Items from a data source:
———

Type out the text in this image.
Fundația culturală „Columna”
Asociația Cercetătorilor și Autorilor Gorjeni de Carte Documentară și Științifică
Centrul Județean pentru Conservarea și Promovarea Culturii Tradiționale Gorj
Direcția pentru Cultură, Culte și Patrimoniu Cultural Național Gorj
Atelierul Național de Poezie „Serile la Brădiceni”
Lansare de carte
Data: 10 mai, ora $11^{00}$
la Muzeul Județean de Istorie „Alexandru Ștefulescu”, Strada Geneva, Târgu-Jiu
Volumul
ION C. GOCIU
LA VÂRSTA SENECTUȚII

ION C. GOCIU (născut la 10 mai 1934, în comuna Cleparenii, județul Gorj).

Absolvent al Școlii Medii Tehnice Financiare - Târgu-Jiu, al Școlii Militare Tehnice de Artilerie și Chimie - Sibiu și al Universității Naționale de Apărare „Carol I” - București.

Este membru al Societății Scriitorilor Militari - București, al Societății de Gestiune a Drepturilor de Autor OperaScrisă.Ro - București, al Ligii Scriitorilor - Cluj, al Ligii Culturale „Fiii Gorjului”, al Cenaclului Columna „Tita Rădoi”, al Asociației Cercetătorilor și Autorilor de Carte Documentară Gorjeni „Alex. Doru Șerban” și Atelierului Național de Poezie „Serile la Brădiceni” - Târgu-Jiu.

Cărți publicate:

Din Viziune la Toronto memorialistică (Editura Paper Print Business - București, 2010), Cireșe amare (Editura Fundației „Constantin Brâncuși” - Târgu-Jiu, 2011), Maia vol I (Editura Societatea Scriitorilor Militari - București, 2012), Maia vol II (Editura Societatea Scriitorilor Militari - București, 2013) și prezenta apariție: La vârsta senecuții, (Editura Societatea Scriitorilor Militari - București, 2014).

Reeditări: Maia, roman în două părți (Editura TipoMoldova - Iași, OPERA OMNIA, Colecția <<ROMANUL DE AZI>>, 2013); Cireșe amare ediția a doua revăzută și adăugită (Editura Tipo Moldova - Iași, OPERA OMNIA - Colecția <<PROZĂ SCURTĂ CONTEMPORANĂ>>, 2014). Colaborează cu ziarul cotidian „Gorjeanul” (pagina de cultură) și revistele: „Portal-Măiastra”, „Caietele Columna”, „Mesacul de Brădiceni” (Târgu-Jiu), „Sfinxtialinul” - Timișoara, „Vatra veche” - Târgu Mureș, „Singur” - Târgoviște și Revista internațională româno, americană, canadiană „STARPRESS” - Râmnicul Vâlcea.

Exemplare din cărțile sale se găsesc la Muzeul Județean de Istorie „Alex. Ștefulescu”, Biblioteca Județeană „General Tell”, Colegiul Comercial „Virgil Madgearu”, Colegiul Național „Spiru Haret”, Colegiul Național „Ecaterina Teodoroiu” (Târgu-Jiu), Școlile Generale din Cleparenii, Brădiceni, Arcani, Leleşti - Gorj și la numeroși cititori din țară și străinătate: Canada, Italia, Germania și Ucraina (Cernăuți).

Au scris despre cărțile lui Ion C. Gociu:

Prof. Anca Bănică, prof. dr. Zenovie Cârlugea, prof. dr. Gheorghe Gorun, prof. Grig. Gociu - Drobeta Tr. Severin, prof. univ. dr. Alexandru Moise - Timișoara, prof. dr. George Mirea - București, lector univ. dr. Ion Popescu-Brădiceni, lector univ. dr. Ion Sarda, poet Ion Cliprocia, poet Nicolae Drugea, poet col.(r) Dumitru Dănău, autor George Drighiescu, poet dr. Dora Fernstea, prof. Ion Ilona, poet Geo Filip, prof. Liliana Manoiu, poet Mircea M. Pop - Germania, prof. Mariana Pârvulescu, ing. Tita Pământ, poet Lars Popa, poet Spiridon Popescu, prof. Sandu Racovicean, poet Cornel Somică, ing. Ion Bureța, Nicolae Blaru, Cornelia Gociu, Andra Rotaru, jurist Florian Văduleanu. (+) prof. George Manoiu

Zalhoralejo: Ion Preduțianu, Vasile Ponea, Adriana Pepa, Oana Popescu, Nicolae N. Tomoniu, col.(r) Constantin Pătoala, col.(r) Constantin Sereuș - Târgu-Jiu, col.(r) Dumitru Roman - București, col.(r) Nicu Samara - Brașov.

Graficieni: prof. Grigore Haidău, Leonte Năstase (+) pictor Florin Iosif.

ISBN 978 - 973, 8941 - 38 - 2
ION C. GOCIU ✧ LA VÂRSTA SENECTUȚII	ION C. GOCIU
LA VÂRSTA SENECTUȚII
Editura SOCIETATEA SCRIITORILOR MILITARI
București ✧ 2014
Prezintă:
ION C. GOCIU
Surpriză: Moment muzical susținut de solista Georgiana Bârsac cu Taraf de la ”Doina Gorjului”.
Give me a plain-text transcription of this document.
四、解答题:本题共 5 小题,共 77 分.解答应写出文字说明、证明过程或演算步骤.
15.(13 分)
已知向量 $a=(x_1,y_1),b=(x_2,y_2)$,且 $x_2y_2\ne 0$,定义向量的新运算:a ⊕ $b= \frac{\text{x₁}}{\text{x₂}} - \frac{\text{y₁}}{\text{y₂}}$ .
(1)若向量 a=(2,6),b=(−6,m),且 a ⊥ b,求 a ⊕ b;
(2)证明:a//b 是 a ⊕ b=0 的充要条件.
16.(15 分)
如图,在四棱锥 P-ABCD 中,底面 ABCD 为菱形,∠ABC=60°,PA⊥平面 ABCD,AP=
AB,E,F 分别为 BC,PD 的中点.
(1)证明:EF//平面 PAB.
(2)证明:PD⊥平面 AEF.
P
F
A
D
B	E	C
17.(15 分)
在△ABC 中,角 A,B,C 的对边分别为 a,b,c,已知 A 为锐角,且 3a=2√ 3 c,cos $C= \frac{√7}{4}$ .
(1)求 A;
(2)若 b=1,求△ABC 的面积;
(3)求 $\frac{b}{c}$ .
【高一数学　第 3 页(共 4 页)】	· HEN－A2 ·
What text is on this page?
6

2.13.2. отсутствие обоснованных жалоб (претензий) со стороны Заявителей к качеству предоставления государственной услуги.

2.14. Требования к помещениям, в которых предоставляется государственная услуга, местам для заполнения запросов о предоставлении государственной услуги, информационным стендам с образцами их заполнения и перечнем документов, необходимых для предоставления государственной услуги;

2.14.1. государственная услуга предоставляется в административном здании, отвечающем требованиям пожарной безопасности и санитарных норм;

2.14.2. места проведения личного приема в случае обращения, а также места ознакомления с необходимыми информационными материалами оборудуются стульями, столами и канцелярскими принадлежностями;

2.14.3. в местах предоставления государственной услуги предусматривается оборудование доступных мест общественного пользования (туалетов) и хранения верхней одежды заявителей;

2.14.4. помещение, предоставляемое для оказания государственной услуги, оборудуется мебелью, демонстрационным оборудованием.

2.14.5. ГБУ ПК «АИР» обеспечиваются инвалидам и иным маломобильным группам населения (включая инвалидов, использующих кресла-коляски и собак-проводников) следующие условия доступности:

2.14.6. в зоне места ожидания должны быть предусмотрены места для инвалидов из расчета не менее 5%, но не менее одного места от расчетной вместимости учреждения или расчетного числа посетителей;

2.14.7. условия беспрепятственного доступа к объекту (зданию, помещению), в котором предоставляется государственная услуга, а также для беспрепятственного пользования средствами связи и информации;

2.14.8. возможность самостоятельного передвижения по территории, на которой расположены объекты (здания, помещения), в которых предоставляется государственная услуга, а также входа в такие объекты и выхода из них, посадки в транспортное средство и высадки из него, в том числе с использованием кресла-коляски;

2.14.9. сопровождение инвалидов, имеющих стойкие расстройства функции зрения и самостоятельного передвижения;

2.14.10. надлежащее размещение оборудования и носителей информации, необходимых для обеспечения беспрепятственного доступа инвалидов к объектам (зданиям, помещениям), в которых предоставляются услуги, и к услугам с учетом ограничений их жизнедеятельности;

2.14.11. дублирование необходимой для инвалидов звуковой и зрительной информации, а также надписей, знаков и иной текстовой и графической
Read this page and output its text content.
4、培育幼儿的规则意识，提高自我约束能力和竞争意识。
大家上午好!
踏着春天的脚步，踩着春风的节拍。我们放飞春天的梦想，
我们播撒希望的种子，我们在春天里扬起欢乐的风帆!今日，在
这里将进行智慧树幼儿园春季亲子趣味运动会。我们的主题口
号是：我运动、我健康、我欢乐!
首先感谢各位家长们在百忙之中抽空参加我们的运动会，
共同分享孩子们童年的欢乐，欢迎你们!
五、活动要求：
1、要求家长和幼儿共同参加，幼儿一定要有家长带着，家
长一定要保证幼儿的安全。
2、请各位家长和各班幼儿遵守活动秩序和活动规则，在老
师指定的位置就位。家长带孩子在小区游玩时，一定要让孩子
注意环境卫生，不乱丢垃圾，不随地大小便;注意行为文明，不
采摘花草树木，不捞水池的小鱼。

———

WHAT IS ASKED |
Pick every line with "text" in it and copy it.

SOLUTION |
Type out the text in this image.
Give me a plain-text transcription of this document.
已知向量 $a=(x_1,y_1),b=(x_2,y_2)$,且 $x_2y_2\ne 0$,定义向量的新运算:a ⊕ $b= \frac{\text{x₁}}{\text{x₂}} - \frac{\text{y₁}}{\text{y₂}}$ .
What text is on this page?
Read this page and output its text content.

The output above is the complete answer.